__AUFGABE 1__: Unter welchem Namen und an welchem Ort wurde Frank Schon laut dem Textauszug geboren?

__TEXTAUSZUG__:
* * * * *

Mein Onkel Frank Schon – geboren am 18. Mai 1912 als Franz Schön in Wien – verstarb am 1.7.1995 in London. Sein Leben und seine unglaubliche Karriere in England grenzen an ein modernes Wunder, das nicht in Vergessenheit geraten sollte.

Inhalt

Aus Anlass des Ablebens von Lord Frank Schon von Whitehaven berichtete The Independent am 12. Januar 1995 und zitierte aus dessen Antrittsrede vor dem britischen Oberhaus (House of Lords) von 1979:

„[…]’I do not think that you, my lords, who have been born here, can be conscious of the immense sense of pride that I who came from the Continent with few friends and no resources, feel on this occasion. The debt that I owe to the kindness and humanity of the British people cannot be discharged.’ All the peers present were greatly moved. […]”

* * * * *

__AUFGABE 2__: Gib die Einträge von der ersten Zeile bis einschließlich der Zeile mit „text-line: Şanlıurfa Eğitim“ als Markdown-Tabelle mit den Spalten Nr und Zeile aus. Leere Zeilen entfallen.

* * * * *

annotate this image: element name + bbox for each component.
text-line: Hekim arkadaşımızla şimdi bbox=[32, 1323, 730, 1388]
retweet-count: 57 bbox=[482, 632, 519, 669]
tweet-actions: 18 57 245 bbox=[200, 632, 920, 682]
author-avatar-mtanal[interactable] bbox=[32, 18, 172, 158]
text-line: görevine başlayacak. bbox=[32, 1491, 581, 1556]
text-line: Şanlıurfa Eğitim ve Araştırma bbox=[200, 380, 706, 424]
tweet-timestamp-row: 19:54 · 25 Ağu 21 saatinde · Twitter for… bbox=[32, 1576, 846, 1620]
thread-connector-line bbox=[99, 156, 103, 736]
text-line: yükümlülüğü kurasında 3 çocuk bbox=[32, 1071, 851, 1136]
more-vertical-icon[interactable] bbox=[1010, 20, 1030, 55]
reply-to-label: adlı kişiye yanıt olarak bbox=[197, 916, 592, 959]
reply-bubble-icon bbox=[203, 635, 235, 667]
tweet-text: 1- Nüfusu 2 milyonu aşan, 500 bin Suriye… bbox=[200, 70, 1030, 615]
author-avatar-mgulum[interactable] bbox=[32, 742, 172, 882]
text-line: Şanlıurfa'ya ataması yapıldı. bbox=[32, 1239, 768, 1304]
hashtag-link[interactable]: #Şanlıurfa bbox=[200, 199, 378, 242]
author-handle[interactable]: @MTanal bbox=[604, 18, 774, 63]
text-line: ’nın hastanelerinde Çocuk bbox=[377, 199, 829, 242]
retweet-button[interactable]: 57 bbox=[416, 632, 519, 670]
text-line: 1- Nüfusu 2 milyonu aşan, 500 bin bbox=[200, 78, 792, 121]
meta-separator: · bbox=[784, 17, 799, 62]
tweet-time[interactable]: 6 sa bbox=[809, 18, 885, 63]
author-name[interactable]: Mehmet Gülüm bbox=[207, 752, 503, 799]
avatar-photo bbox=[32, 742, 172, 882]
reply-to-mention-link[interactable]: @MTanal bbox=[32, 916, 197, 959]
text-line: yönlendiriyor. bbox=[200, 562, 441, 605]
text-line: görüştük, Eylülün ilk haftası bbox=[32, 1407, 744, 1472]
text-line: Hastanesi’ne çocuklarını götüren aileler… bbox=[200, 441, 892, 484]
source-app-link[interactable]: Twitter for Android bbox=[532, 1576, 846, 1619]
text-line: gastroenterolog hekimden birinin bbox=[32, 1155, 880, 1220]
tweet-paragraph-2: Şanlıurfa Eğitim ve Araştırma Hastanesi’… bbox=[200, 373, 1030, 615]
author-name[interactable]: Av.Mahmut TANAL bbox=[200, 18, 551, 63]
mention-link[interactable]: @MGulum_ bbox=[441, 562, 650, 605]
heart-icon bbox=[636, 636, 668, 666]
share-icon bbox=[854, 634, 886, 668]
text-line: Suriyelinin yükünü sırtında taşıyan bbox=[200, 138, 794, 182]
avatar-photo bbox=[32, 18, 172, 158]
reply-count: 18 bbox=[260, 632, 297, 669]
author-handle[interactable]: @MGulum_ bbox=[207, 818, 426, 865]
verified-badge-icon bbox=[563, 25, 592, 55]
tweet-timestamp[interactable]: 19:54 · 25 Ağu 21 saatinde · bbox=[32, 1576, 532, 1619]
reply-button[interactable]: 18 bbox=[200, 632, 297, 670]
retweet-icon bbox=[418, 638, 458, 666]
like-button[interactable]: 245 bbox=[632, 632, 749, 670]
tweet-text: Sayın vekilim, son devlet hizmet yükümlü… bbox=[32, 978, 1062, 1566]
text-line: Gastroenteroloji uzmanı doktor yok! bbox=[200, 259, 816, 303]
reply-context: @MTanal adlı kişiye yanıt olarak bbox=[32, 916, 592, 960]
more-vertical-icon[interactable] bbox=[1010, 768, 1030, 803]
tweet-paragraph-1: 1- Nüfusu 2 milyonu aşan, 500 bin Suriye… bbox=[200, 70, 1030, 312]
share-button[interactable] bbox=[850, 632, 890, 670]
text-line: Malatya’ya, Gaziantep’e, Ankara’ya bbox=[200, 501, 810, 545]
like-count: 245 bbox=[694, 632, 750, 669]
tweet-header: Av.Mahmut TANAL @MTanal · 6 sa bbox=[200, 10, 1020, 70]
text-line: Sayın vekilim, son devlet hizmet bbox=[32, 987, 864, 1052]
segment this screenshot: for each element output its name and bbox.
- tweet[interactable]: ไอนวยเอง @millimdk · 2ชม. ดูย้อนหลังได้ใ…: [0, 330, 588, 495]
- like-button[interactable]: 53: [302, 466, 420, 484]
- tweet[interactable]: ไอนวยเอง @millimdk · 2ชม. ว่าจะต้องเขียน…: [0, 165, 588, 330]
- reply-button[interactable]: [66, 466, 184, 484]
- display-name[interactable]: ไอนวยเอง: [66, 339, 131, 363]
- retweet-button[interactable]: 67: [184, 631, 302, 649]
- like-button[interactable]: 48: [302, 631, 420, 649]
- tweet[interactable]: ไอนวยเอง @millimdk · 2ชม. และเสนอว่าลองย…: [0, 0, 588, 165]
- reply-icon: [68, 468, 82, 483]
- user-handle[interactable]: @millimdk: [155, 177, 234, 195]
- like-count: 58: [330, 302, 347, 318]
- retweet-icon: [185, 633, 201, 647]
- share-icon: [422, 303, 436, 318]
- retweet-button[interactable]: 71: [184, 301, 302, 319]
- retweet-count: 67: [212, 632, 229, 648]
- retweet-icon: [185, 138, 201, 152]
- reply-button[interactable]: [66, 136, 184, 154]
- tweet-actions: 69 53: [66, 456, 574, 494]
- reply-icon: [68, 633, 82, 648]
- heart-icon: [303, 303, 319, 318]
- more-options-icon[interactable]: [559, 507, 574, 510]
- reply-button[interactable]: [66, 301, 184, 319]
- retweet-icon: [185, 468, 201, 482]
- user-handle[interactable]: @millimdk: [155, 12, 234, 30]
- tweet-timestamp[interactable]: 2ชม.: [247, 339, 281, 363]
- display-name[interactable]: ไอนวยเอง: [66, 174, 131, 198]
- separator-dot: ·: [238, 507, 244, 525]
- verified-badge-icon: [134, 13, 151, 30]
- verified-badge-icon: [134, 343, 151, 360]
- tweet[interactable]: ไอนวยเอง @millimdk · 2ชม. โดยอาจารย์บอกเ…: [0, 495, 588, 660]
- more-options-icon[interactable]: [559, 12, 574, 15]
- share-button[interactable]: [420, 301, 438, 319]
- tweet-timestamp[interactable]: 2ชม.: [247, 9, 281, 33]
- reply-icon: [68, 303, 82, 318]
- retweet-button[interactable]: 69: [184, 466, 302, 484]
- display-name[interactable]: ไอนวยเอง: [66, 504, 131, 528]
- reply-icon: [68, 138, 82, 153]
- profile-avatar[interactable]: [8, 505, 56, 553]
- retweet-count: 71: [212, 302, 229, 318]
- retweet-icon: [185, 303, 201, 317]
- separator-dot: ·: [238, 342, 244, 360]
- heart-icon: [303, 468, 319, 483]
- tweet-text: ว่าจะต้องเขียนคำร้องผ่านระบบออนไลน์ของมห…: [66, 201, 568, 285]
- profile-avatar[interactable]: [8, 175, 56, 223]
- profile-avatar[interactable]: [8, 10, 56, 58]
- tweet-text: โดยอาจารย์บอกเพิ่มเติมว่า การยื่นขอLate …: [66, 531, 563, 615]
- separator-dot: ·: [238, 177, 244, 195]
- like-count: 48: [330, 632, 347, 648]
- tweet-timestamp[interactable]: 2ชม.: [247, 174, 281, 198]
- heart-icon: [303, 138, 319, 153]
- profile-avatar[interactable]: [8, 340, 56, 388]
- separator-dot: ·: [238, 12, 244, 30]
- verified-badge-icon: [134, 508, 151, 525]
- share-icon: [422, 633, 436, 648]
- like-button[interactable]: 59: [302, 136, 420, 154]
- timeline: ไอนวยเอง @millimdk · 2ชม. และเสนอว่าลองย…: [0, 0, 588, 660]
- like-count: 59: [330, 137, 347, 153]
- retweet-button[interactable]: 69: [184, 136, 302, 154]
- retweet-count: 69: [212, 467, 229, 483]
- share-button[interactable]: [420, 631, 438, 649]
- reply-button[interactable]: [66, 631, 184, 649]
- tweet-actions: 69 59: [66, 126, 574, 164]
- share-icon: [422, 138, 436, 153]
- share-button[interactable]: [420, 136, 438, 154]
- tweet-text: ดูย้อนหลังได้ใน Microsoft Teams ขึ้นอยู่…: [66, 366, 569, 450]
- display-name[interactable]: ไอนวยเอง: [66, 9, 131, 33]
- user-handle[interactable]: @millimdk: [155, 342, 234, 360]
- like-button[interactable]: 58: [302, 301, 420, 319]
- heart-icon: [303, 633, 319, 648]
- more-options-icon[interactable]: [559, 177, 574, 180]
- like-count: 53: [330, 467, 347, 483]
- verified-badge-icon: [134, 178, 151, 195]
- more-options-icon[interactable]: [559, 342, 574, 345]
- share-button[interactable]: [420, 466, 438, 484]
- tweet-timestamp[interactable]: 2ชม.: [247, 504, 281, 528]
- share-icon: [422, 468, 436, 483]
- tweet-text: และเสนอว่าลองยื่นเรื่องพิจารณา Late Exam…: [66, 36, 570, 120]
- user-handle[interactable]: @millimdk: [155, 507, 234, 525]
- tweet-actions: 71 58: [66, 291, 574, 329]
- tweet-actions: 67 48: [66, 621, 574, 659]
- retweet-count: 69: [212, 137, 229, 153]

* * * * *

__AUSGABE 1__: Als Franz Schön in Wien.

__AUSGABE 2__:
| Nr | Zeile |
|---|---|
| 1 | annotate this image: element name + bbox for each component. |
| 2 | text-line: Hekim arkadaşımızla şimdi bbox=[32, 1323, 730, 1388] |
| 3 | retweet-count: 57 bbox=[482, 632, 519, 669] |
| 4 | tweet-actions: 18 57 245 bbox=[200, 632, 920, 682] |
| 5 | author-avatar-mtanal[interactable] bbox=[32, 18, 172, 158] |
| 6 | text-line: görevine başlayacak. bbox=[32, 1491, 581, 1556] |
| 7 | text-line: Şanlıurfa Eğitim ve Araştırma bbox=[200, 380, 706, 424] |